━━━ Given data ━━━

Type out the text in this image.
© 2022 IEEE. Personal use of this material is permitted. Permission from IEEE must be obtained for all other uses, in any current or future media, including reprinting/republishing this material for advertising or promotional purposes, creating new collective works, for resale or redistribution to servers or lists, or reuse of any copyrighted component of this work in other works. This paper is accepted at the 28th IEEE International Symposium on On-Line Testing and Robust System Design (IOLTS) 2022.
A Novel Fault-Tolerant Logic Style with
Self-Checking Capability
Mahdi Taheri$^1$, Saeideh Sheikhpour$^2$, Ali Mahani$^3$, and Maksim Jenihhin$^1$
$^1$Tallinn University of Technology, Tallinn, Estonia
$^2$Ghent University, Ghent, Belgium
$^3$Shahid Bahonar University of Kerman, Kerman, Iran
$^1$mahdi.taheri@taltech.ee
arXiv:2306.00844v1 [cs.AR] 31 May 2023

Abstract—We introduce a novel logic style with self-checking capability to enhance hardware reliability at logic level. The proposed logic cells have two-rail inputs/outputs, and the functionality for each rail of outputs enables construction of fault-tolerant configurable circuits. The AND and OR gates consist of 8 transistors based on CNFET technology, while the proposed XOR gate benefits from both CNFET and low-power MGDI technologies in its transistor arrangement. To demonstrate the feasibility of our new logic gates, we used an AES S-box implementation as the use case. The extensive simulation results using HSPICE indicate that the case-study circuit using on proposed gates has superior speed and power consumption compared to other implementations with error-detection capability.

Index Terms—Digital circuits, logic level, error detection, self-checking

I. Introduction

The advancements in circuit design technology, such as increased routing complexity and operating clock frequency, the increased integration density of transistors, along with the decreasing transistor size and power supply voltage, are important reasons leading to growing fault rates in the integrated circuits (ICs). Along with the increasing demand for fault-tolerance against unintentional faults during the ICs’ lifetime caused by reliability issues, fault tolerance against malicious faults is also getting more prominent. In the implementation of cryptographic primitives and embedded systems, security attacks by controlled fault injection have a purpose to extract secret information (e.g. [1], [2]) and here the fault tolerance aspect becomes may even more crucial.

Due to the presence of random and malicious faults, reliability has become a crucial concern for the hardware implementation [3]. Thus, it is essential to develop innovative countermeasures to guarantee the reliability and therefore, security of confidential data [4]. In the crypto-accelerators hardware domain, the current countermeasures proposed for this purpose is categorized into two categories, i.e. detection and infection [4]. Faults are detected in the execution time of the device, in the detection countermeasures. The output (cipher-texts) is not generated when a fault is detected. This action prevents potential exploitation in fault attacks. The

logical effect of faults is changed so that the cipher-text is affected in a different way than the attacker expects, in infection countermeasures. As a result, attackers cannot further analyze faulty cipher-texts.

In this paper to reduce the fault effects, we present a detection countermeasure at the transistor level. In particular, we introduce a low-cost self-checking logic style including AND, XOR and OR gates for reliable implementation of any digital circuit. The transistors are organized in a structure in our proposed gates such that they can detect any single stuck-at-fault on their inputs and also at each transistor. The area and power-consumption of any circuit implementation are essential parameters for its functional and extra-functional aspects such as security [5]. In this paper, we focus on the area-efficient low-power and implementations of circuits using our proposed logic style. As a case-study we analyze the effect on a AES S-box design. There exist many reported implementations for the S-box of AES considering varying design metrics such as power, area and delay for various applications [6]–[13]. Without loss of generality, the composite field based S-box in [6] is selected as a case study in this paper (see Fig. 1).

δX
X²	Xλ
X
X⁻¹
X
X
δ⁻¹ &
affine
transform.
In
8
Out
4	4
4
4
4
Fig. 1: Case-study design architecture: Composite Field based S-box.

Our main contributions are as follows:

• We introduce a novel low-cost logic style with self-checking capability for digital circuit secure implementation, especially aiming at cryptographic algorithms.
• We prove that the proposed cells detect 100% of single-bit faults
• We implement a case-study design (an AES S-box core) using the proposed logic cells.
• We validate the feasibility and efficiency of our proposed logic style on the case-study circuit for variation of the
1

━━━

What you need to do
Every line in the data above has to be retyped exactly.

Written answer
Type out the text in this image.
© 2022 IEEE. Personal use of this material is permitted. Permission from IEEE must be obtained for all other uses, in any current or future media, including reprinting/republishing this material for advertising or promotional purposes, creating new collective works, for resale or redistribution to servers or lists, or reuse of any copyrighted component of this work in other works. This paper is accepted at the 28th IEEE International Symposium on On-Line Testing and Robust System Design (IOLTS) 2022.
A Novel Fault-Tolerant Logic Style with
Self-Checking Capability
Mahdi Taheri$^1$, Saeideh Sheikhpour$^2$, Ali Mahani$^3$, and Maksim Jenihhin$^1$
$^1$Tallinn University of Technology, Tallinn, Estonia
$^2$Ghent University, Ghent, Belgium
$^3$Shahid Bahonar University of Kerman, Kerman, Iran
$^1$mahdi.taheri@taltech.ee
arXiv:2306.00844v1 [cs.AR] 31 May 2023

Abstract—We introduce a novel logic style with self-checking capability to enhance hardware reliability at logic level. The proposed logic cells have two-rail inputs/outputs, and the functionality for each rail of outputs enables construction of fault-tolerant configurable circuits. The AND and OR gates consist of 8 transistors based on CNFET technology, while the proposed XOR gate benefits from both CNFET and low-power MGDI technologies in its transistor arrangement. To demonstrate the feasibility of our new logic gates, we used an AES S-box implementation as the use case. The extensive simulation results using HSPICE indicate that the case-study circuit using on proposed gates has superior speed and power consumption compared to other implementations with error-detection capability.

Index Terms—Digital circuits, logic level, error detection, self-checking

I. Introduction

The advancements in circuit design technology, such as increased routing complexity and operating clock frequency, the increased integration density of transistors, along with the decreasing transistor size and power supply voltage, are important reasons leading to growing fault rates in the integrated circuits (ICs). Along with the increasing demand for fault-tolerance against unintentional faults during the ICs’ lifetime caused by reliability issues, fault tolerance against malicious faults is also getting more prominent. In the implementation of cryptographic primitives and embedded systems, security attacks by controlled fault injection have a purpose to extract secret information (e.g. [1], [2]) and here the fault tolerance aspect becomes may even more crucial.

Due to the presence of random and malicious faults, reliability has become a crucial concern for the hardware implementation [3]. Thus, it is essential to develop innovative countermeasures to guarantee the reliability and therefore, security of confidential data [4]. In the crypto-accelerators hardware domain, the current countermeasures proposed for this purpose is categorized into two categories, i.e. detection and infection [4]. Faults are detected in the execution time of the device, in the detection countermeasures. The output (cipher-texts) is not generated when a fault is detected. This action prevents potential exploitation in fault attacks. The

logical effect of faults is changed so that the cipher-text is affected in a different way than the attacker expects, in infection countermeasures. As a result, attackers cannot further analyze faulty cipher-texts.

In this paper to reduce the fault effects, we present a detection countermeasure at the transistor level. In particular, we introduce a low-cost self-checking logic style including AND, XOR and OR gates for reliable implementation of any digital circuit. The transistors are organized in a structure in our proposed gates such that they can detect any single stuck-at-fault on their inputs and also at each transistor. The area and power-consumption of any circuit implementation are essential parameters for its functional and extra-functional aspects such as security [5]. In this paper, we focus on the area-efficient low-power and implementations of circuits using our proposed logic style. As a case-study we analyze the effect on a AES S-box design. There exist many reported implementations for the S-box of AES considering varying design metrics such as power, area and delay for various applications [6]–[13]. Without loss of generality, the composite field based S-box in [6] is selected as a case study in this paper (see Fig. 1).

δX
X²	Xλ
X
X⁻¹
X
X
δ⁻¹ &
affine
transform.
In
8
Out
4	4
4
4
4
Fig. 1: Case-study design architecture: Composite Field based S-box.

Our main contributions are as follows:

• We introduce a novel low-cost logic style with self-checking capability for digital circuit secure implementation, especially aiming at cryptographic algorithms.
• We prove that the proposed cells detect 100% of single-bit faults
• We implement a case-study design (an AES S-box core) using the proposed logic cells.
• We validate the feasibility and efficiency of our proposed logic style on the case-study circuit for variation of the
1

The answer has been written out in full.